* _GOAL_
Search the records for "JSON". Copy every line where it appears.

* _ENTRIES_
_ _ _ _ _ _ _

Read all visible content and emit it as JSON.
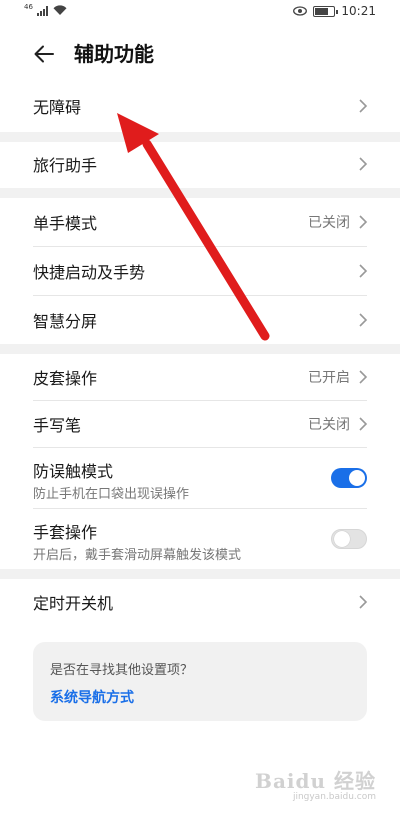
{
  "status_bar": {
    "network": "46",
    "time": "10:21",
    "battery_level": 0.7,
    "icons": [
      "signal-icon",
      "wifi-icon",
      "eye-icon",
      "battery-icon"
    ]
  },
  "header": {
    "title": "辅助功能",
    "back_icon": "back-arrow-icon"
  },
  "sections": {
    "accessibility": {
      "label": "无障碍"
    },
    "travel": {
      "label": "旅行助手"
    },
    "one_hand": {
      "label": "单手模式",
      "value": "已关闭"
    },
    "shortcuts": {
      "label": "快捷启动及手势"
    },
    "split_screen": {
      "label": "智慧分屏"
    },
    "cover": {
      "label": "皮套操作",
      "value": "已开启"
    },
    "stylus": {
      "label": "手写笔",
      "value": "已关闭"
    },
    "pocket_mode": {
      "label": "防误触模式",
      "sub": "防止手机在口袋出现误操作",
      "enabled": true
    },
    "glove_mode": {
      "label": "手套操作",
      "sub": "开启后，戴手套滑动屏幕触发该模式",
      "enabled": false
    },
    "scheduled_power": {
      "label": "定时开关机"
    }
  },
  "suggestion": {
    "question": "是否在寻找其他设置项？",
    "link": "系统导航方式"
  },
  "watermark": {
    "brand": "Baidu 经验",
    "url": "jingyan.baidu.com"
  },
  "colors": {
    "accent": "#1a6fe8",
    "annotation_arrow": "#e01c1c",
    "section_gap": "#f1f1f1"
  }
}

_ _ _ _ _ _ _

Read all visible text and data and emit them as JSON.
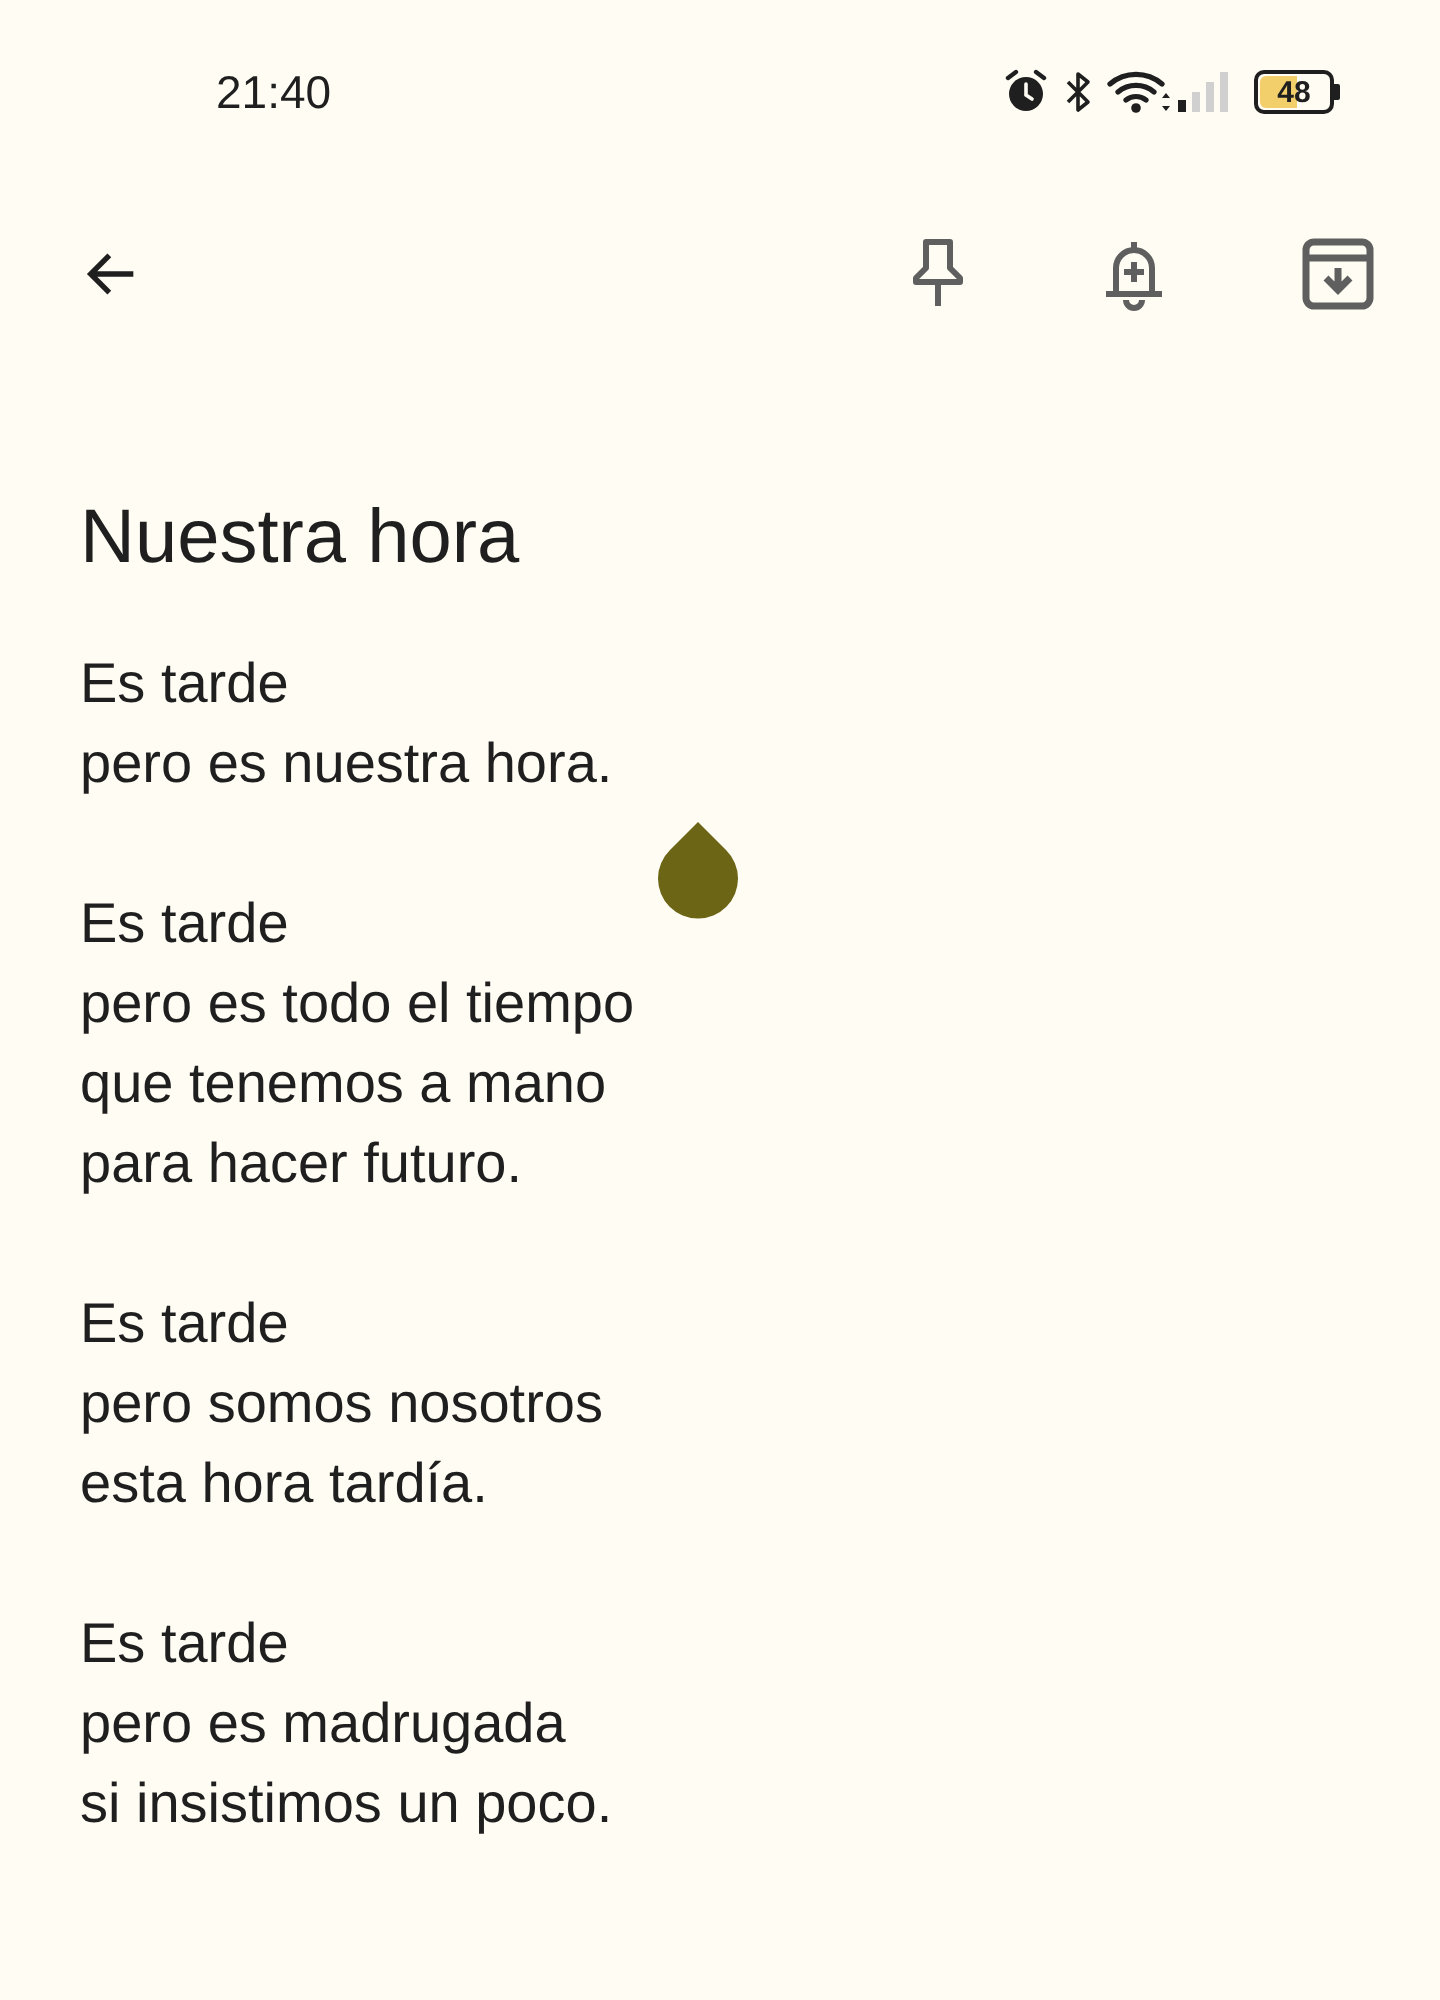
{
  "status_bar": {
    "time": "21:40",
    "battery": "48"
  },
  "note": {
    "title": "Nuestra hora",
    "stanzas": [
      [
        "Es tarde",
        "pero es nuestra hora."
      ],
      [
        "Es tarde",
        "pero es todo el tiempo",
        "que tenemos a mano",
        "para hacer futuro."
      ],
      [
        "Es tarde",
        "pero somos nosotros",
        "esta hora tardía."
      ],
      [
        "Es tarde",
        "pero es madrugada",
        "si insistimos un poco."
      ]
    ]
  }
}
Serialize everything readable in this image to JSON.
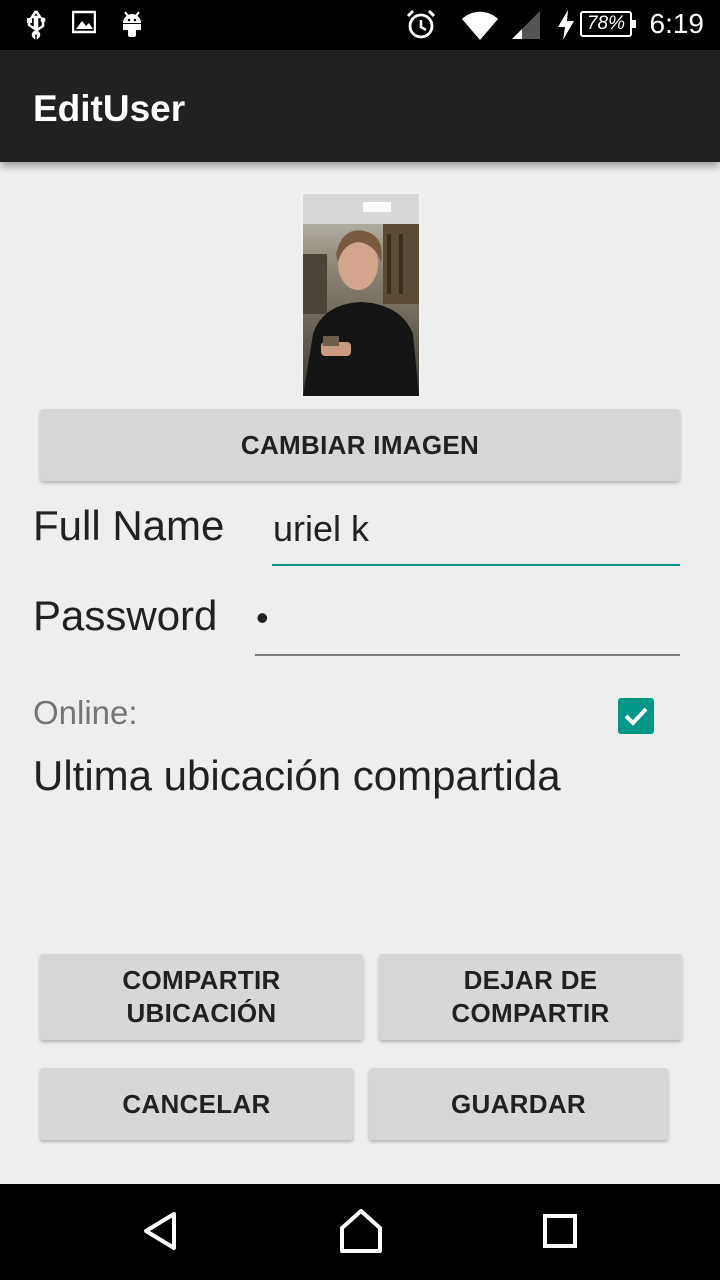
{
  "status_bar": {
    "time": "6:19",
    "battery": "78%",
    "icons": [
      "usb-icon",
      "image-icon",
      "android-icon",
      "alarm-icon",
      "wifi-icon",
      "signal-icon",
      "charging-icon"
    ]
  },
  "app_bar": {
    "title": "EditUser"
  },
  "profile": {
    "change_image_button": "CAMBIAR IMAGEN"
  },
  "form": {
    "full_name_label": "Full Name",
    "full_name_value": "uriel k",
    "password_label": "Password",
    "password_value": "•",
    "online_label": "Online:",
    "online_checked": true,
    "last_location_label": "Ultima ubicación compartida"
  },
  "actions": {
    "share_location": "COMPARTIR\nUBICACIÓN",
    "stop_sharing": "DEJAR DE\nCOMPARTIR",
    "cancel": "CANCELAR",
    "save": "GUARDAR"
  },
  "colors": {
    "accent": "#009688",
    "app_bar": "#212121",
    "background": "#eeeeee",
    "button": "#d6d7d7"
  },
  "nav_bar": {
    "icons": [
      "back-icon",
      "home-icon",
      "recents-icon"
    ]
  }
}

_ _ _ _ _ _ _

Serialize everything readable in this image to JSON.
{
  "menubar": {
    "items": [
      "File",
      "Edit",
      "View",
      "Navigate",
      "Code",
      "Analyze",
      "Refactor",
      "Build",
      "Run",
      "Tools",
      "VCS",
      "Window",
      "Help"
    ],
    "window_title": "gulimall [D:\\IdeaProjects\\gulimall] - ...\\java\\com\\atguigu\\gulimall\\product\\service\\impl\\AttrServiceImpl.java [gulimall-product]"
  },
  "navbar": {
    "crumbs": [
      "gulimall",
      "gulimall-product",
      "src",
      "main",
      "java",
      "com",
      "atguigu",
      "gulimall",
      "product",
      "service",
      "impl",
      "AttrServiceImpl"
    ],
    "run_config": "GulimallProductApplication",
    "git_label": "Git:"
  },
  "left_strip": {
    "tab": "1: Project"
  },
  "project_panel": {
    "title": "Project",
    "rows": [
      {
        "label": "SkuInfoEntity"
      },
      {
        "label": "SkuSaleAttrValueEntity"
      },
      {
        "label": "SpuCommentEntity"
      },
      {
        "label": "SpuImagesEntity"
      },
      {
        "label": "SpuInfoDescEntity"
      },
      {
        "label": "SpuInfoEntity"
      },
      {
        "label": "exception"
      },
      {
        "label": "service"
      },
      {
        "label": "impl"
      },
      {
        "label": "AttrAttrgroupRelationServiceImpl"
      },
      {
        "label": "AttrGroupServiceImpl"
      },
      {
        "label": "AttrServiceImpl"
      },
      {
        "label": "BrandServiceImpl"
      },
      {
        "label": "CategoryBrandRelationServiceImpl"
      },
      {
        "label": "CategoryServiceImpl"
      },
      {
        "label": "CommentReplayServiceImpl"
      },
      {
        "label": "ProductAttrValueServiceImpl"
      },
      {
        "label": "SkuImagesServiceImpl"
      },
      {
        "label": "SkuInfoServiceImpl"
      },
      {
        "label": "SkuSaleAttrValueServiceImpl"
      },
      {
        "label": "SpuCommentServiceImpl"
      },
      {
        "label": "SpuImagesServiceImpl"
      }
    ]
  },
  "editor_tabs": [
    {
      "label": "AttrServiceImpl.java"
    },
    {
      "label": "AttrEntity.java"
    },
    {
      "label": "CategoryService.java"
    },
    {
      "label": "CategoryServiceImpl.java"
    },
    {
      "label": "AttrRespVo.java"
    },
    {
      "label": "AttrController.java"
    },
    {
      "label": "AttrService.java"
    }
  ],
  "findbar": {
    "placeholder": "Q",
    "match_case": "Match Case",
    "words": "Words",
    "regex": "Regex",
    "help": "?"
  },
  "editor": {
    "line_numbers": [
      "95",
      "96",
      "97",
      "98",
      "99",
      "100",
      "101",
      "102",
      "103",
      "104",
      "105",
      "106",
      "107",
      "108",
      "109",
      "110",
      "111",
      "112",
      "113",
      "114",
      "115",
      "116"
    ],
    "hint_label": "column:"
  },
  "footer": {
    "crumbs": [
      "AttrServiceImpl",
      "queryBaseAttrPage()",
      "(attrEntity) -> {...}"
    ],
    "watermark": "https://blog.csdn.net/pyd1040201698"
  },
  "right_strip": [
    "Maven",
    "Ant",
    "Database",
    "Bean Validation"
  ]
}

_ _ _ _ _ _ _

* _FINISHED EXERCISE_
Read all visible content and emit it as JSON.
Read all visible text and data and emit them as JSON.
Serialize everything readable in this image to JSON.
Serialize everything readable in this image to JSON.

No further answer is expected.